THE PROBLEM:
In the entries that follow, how many lines contain the word "legend"? Answer with the number only.

RECORDS SUPPLIED:
---------------
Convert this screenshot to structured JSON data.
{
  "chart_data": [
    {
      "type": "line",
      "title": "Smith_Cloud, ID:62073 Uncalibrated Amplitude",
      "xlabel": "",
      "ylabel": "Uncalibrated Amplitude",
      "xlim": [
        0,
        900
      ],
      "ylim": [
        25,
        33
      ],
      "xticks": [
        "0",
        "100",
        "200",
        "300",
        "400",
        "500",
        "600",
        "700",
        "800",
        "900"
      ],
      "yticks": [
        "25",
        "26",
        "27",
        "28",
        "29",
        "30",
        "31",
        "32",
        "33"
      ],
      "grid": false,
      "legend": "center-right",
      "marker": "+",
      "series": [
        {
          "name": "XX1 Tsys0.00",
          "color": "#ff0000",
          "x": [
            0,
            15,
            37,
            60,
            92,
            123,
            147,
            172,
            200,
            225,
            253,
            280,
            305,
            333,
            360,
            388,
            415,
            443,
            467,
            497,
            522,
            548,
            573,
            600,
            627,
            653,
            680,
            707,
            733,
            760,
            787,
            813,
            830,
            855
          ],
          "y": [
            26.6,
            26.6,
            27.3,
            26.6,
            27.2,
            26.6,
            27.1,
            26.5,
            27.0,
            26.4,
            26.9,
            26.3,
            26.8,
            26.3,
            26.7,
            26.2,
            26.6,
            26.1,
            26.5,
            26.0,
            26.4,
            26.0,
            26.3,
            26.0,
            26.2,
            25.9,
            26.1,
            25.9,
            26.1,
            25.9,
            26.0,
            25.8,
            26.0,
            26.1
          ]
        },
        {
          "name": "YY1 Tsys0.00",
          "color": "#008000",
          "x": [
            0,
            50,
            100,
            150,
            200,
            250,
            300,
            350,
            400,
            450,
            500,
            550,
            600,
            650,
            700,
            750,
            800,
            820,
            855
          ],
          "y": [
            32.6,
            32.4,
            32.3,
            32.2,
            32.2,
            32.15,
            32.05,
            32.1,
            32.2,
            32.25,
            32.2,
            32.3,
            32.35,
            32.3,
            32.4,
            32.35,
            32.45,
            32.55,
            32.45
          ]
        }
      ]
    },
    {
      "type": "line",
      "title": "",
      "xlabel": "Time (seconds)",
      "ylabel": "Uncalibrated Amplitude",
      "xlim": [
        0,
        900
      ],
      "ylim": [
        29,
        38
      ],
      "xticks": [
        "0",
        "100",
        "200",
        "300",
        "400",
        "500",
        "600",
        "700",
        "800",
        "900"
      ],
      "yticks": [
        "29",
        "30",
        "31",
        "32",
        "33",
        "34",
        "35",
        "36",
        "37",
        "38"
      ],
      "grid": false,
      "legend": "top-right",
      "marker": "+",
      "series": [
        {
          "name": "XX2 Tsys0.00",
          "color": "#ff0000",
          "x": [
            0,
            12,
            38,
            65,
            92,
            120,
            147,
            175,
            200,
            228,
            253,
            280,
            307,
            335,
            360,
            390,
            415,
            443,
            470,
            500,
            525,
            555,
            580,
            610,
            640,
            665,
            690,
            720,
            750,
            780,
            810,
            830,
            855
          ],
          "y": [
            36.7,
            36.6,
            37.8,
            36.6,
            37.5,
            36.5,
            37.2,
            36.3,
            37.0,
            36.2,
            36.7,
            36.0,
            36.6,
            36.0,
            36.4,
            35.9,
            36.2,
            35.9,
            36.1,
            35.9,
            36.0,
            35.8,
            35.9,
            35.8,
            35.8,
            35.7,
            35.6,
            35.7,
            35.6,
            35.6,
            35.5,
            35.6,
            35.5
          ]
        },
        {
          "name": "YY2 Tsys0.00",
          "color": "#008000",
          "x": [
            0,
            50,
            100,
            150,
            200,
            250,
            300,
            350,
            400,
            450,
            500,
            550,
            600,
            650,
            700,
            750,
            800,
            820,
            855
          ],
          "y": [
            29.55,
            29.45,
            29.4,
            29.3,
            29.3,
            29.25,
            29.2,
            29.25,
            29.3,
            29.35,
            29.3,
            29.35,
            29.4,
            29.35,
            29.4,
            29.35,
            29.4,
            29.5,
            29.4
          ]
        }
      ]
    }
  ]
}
---------------
SOLUTION TO THE PROBLEM:
2